[Goal of the exercise]
Keep only the lines that hold the string "return", filtering out the rest of the entries below.
## Start Exercise inputs
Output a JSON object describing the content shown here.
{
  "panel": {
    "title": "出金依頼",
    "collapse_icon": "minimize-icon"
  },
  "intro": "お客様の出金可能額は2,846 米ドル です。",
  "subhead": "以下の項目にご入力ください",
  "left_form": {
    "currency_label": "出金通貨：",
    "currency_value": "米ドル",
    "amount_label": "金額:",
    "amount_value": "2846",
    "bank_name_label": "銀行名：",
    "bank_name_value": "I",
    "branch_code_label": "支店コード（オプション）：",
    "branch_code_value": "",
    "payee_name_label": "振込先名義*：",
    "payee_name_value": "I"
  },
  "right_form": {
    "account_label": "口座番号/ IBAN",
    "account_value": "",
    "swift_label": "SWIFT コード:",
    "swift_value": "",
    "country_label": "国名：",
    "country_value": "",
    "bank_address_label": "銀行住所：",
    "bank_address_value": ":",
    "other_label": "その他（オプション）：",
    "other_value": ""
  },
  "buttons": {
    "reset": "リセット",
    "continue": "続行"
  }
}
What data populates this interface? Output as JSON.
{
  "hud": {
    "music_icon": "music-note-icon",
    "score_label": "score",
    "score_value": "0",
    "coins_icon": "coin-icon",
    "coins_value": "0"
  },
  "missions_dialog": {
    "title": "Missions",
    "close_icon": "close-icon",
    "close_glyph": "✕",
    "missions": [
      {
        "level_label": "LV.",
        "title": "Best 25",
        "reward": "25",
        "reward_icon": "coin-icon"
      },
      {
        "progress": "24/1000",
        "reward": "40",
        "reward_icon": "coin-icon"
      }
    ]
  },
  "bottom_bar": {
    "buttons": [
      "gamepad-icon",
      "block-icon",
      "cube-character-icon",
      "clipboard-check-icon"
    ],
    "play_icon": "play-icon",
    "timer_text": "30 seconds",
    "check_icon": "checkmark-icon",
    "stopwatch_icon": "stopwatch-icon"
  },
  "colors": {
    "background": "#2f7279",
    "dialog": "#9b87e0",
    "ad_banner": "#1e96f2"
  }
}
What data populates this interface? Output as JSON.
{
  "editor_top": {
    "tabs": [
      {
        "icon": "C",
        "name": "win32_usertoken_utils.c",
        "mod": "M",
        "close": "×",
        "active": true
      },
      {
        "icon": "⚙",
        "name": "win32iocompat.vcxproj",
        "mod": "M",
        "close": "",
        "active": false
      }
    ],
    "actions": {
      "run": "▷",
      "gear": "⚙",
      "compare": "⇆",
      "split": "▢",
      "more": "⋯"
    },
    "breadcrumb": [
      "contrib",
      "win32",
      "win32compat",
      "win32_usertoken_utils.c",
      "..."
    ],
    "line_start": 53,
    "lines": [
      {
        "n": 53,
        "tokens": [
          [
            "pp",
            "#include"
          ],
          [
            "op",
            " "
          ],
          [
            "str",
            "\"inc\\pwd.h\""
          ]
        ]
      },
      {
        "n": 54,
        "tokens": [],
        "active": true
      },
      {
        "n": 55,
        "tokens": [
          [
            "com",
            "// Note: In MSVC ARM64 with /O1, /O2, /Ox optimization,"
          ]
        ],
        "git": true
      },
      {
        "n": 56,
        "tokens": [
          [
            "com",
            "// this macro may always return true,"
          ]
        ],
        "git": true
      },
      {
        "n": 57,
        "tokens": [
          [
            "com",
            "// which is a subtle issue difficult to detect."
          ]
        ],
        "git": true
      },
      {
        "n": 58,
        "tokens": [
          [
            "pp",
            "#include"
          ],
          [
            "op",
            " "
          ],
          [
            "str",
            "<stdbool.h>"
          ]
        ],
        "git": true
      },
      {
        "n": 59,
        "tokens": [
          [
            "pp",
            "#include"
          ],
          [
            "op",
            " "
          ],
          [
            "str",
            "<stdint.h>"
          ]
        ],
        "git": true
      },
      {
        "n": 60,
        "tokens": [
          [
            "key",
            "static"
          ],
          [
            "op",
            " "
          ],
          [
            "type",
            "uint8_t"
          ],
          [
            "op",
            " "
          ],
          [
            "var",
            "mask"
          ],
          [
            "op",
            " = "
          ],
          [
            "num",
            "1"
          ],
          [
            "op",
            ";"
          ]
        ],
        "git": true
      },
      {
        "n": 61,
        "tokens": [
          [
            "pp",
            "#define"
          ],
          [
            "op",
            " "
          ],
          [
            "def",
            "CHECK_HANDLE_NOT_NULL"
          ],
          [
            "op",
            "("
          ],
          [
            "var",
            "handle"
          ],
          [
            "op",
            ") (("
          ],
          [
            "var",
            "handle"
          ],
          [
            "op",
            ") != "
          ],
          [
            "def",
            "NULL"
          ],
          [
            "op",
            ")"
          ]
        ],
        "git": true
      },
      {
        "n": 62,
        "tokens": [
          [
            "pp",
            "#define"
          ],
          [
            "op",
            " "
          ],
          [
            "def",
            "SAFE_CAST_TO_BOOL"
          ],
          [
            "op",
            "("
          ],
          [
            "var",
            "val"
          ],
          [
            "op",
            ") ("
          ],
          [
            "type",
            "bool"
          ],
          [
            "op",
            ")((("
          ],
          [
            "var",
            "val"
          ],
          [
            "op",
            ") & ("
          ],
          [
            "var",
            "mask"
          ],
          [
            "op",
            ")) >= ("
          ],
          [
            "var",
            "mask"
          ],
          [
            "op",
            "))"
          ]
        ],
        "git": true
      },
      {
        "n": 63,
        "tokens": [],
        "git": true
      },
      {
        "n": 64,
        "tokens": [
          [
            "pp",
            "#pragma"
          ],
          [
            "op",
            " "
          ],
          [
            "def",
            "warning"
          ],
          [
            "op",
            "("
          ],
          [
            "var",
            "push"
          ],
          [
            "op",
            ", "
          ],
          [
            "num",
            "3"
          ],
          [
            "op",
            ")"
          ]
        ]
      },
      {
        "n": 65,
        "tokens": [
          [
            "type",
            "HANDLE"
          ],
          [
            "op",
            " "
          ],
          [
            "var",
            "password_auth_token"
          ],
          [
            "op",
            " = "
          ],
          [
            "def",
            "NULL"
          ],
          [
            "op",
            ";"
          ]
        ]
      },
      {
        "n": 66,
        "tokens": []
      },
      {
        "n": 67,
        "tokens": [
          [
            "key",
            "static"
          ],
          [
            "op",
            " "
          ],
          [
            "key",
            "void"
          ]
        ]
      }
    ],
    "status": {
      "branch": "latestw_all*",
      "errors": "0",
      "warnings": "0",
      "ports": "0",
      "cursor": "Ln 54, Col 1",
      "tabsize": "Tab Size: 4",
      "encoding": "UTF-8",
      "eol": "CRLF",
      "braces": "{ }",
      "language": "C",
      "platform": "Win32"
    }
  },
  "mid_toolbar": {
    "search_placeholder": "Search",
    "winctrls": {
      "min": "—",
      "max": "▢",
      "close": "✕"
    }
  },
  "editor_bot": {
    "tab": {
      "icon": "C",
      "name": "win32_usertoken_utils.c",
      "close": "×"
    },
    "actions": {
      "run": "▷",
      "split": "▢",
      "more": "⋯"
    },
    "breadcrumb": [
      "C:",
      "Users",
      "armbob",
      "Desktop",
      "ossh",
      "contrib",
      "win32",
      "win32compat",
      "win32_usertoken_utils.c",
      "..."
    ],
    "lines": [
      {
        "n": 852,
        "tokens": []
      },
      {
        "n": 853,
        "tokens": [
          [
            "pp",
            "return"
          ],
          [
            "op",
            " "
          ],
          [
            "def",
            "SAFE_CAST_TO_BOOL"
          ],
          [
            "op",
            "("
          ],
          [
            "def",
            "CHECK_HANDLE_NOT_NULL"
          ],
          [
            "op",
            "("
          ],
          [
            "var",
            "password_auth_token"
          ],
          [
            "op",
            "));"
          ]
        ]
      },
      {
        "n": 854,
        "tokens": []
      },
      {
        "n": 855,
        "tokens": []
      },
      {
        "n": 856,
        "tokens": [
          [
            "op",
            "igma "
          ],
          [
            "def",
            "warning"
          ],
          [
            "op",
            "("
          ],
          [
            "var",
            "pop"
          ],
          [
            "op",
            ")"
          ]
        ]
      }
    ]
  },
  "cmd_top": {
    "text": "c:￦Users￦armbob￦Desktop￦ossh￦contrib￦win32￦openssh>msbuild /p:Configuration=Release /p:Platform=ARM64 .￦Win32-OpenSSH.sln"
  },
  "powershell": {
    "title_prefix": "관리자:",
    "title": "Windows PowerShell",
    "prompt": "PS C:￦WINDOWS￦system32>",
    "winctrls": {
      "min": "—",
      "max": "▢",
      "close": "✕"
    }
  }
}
## End Exercise inputs
[Result of this task]
            "// this macro may always return true,"
            "return"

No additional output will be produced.